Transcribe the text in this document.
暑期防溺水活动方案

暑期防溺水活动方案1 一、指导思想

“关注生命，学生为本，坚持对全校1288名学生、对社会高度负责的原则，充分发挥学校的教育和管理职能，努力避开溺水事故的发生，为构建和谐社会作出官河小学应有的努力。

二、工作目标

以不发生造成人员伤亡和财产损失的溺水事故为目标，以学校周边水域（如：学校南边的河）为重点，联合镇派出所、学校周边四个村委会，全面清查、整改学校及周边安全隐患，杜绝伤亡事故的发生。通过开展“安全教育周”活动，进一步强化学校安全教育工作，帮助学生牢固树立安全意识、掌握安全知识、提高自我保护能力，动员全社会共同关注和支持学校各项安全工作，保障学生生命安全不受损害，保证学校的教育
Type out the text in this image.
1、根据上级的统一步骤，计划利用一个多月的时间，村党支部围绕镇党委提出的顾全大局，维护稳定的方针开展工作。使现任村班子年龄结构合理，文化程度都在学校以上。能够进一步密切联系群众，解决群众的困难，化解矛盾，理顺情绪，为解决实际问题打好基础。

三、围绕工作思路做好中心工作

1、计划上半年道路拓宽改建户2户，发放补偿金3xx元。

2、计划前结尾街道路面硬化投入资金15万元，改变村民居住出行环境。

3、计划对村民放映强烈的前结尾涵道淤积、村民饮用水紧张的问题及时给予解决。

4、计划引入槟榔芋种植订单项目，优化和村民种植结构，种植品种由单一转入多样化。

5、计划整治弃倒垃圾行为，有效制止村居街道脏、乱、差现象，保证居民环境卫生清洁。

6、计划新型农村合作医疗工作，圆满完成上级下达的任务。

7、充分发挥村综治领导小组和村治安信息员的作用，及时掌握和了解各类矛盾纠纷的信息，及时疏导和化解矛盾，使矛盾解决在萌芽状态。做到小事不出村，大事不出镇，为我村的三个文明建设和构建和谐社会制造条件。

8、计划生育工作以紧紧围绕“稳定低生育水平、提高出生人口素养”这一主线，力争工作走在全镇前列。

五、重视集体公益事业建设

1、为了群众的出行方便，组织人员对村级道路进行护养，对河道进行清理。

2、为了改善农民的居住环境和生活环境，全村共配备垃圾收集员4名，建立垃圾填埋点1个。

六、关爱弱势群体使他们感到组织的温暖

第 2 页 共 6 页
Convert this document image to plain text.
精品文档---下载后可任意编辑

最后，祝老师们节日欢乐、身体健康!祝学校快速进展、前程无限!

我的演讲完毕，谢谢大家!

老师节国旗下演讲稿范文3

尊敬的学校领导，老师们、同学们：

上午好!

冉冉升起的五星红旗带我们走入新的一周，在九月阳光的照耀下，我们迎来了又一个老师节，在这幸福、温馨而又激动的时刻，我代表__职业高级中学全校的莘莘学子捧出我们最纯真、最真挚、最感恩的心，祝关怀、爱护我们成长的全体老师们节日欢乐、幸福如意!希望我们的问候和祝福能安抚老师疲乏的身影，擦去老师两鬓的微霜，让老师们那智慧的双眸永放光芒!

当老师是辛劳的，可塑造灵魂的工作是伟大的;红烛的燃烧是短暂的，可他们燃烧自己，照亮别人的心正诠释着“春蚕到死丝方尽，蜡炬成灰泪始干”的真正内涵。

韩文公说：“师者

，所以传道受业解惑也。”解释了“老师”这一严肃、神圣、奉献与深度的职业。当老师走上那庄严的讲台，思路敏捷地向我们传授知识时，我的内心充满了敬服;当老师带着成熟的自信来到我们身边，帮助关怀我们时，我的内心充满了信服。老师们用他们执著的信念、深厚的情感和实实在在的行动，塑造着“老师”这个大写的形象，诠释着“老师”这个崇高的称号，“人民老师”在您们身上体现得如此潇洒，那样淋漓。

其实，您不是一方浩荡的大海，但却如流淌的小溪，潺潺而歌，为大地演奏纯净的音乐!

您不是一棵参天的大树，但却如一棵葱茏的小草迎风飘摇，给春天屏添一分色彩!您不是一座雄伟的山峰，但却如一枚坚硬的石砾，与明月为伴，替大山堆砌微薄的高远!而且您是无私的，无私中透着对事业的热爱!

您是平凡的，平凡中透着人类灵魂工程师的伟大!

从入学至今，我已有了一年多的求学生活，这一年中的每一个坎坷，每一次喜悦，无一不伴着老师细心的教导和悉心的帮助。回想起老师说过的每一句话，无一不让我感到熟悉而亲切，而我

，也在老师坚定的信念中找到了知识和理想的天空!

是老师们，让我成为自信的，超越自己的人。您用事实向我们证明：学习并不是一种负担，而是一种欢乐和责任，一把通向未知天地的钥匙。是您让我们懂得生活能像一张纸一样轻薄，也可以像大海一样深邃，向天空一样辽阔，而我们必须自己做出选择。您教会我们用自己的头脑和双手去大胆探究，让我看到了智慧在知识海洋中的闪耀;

++++++++++

From the line with "Convert this document image to plain text." to the last line of the material, give every line again exactly, and only those lines.

Convert this document image to plain text.
精品文档---下载后可任意编辑

最后，祝老师们节日欢乐、身体健康!祝学校快速进展、前程无限!

我的演讲完毕，谢谢大家!

老师节国旗下演讲稿范文3

尊敬的学校领导，老师们、同学们：

上午好!

冉冉升起的五星红旗带我们走入新的一周，在九月阳光的照耀下，我们迎来了又一个老师节，在这幸福、温馨而又激动的时刻，我代表__职业高级中学全校的莘莘学子捧出我们最纯真、最真挚、最感恩的心，祝关怀、爱护我们成长的全体老师们节日欢乐、幸福如意!希望我们的问候和祝福能安抚老师疲乏的身影，擦去老师两鬓的微霜，让老师们那智慧的双眸永放光芒!

当老师是辛劳的，可塑造灵魂的工作是伟大的;红烛的燃烧是短暂的，可他们燃烧自己，照亮别人的心正诠释着“春蚕到死丝方尽，蜡炬成灰泪始干”的真正内涵。

韩文公说：“师者

，所以传道受业解惑也。”解释了“老师”这一严肃、神圣、奉献与深度的职业。当老师走上那庄严的讲台，思路敏捷地向我们传授知识时，我的内心充满了敬服;当老师带着成熟的自信来到我们身边，帮助关怀我们时，我的内心充满了信服。老师们用他们执著的信念、深厚的情感和实实在在的行动，塑造着“老师”这个大写的形象，诠释着“老师”这个崇高的称号，“人民老师”在您们身上体现得如此潇洒，那样淋漓。

其实，您不是一方浩荡的大海，但却如流淌的小溪，潺潺而歌，为大地演奏纯净的音乐!

您不是一棵参天的大树，但却如一棵葱茏的小草迎风飘摇，给春天屏添一分色彩!您不是一座雄伟的山峰，但却如一枚坚硬的石砾，与明月为伴，替大山堆砌微薄的高远!而且您是无私的，无私中透着对事业的热爱!

您是平凡的，平凡中透着人类灵魂工程师的伟大!

从入学至今，我已有了一年多的求学生活，这一年中的每一个坎坷，每一次喜悦，无一不伴着老师细心的教导和悉心的帮助。回想起老师说过的每一句话，无一不让我感到熟悉而亲切，而我

，也在老师坚定的信念中找到了知识和理想的天空!

是老师们，让我成为自信的，超越自己的人。您用事实向我们证明：学习并不是一种负担，而是一种欢乐和责任，一把通向未知天地的钥匙。是您让我们懂得生活能像一张纸一样轻薄，也可以像大海一样深邃，向天空一样辽阔，而我们必须自己做出选择。您教会我们用自己的头脑和双手去大胆探究，让我看到了智慧在知识海洋中的闪耀;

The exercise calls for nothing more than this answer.